Short task - Copy out the listing that follows exactly, dropping every picture.

■ ■ ■ ■

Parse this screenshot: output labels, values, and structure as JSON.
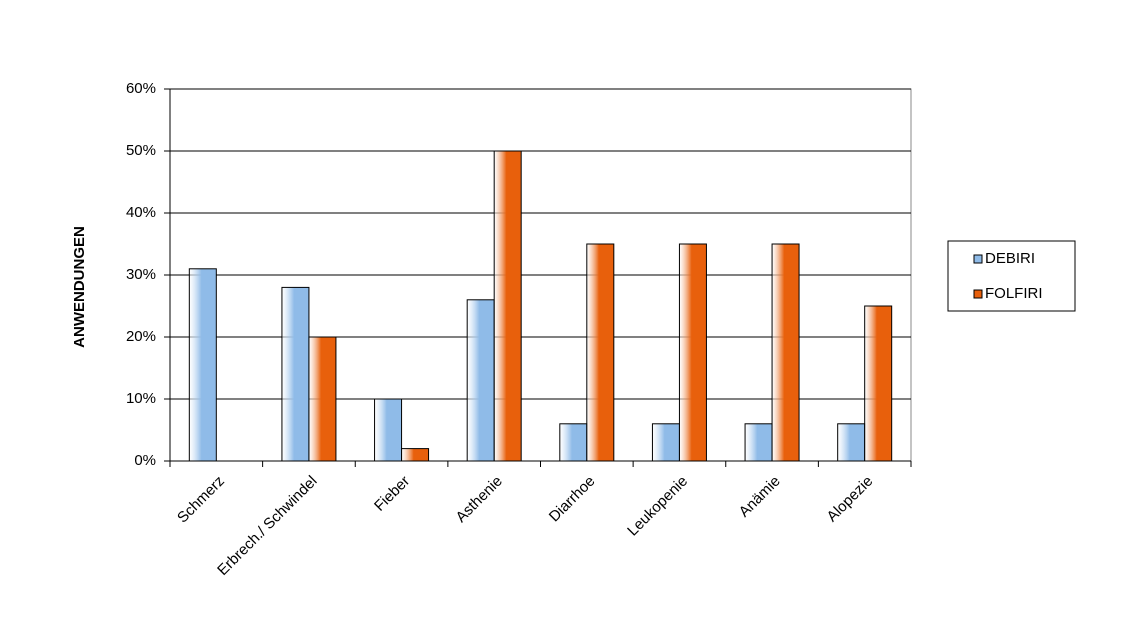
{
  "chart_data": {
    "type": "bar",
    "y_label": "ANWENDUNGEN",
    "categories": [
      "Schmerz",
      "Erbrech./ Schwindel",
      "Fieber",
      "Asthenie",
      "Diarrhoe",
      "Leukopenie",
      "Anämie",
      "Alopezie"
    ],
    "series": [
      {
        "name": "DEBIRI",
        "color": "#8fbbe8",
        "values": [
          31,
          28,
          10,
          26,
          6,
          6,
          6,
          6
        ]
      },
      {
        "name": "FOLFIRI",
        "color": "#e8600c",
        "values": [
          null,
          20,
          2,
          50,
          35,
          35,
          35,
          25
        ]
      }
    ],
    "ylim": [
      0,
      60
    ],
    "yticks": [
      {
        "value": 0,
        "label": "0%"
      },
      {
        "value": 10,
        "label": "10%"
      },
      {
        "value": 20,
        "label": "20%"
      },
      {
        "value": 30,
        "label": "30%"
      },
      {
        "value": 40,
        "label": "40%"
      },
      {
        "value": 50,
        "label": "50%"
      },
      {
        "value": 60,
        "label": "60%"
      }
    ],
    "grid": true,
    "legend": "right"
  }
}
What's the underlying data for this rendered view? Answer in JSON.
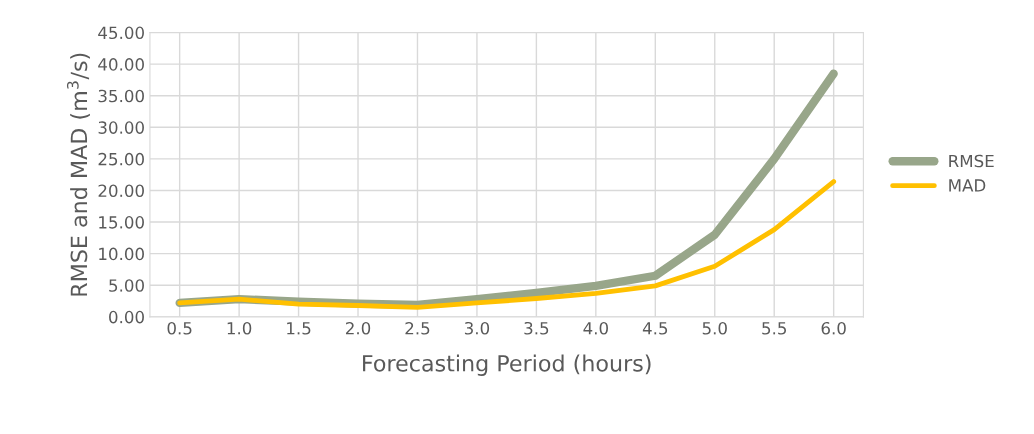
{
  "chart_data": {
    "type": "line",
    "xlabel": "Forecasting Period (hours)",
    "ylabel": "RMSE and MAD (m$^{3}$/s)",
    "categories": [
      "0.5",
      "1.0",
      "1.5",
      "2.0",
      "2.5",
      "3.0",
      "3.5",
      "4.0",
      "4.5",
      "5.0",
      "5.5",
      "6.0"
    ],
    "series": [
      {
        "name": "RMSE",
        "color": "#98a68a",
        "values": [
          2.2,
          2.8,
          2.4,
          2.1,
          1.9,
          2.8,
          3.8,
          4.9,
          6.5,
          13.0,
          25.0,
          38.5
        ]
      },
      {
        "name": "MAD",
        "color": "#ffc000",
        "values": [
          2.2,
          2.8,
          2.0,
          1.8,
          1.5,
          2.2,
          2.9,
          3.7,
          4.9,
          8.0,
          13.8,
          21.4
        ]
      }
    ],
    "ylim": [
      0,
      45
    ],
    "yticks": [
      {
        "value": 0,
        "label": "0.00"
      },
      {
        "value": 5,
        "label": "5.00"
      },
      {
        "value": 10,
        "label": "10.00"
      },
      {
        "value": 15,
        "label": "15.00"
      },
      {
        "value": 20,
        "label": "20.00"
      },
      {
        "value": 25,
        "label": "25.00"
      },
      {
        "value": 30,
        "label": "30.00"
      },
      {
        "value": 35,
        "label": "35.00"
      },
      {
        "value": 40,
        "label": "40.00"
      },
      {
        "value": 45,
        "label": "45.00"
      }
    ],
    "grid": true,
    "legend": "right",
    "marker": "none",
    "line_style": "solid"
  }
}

■ ■ ■ ■

Response -
Parse this screenshot: output labels, values, and structure as JSON.
{
  "chart_data": {
    "type": "bar",
    "y_label": "ANWENDUNGEN",
    "categories": [
      "Schmerz",
      "Erbrech./ Schwindel",
      "Fieber",
      "Asthenie",
      "Diarrhoe",
      "Leukopenie",
      "Anämie",
      "Alopezie"
    ],
    "series": [
      {
        "name": "DEBIRI",
        "color": "#8fbbe8",
        "values": [
          31,
          28,
          10,
          26,
          6,
          6,
          6,
          6
        ]
      },
      {
        "name": "FOLFIRI",
        "color": "#e8600c",
        "values": [
          null,
          20,
          2,
          50,
          35,
          35,
          35,
          25
        ]
      }
    ],
    "ylim": [
      0,
      60
    ],
    "yticks": [
      {
        "value": 0,
        "label": "0%"
      },
      {
        "value": 10,
        "label": "10%"
      },
      {
        "value": 20,
        "label": "20%"
      },
      {
        "value": 30,
        "label": "30%"
      },
      {
        "value": 40,
        "label": "40%"
      },
      {
        "value": 50,
        "label": "50%"
      },
      {
        "value": 60,
        "label": "60%"
      }
    ],
    "grid": true,
    "legend": "right"
  }
}
What's the underlying data for this rendered view? Answer in JSON.
{
  "chart_data": {
    "type": "line",
    "xlabel": "Forecasting Period (hours)",
    "ylabel": "RMSE and MAD (m$^{3}$/s)",
    "categories": [
      "0.5",
      "1.0",
      "1.5",
      "2.0",
      "2.5",
      "3.0",
      "3.5",
      "4.0",
      "4.5",
      "5.0",
      "5.5",
      "6.0"
    ],
    "series": [
      {
        "name": "RMSE",
        "color": "#98a68a",
        "values": [
          2.2,
          2.8,
          2.4,
          2.1,
          1.9,
          2.8,
          3.8,
          4.9,
          6.5,
          13.0,
          25.0,
          38.5
        ]
      },
      {
        "name": "MAD",
        "color": "#ffc000",
        "values": [
          2.2,
          2.8,
          2.0,
          1.8,
          1.5,
          2.2,
          2.9,
          3.7,
          4.9,
          8.0,
          13.8,
          21.4
        ]
      }
    ],
    "ylim": [
      0,
      45
    ],
    "yticks": [
      {
        "value": 0,
        "label": "0.00"
      },
      {
        "value": 5,
        "label": "5.00"
      },
      {
        "value": 10,
        "label": "10.00"
      },
      {
        "value": 15,
        "label": "15.00"
      },
      {
        "value": 20,
        "label": "20.00"
      },
      {
        "value": 25,
        "label": "25.00"
      },
      {
        "value": 30,
        "label": "30.00"
      },
      {
        "value": 35,
        "label": "35.00"
      },
      {
        "value": 40,
        "label": "40.00"
      },
      {
        "value": 45,
        "label": "45.00"
      }
    ],
    "grid": true,
    "legend": "right",
    "marker": "none",
    "line_style": "solid"
  }
}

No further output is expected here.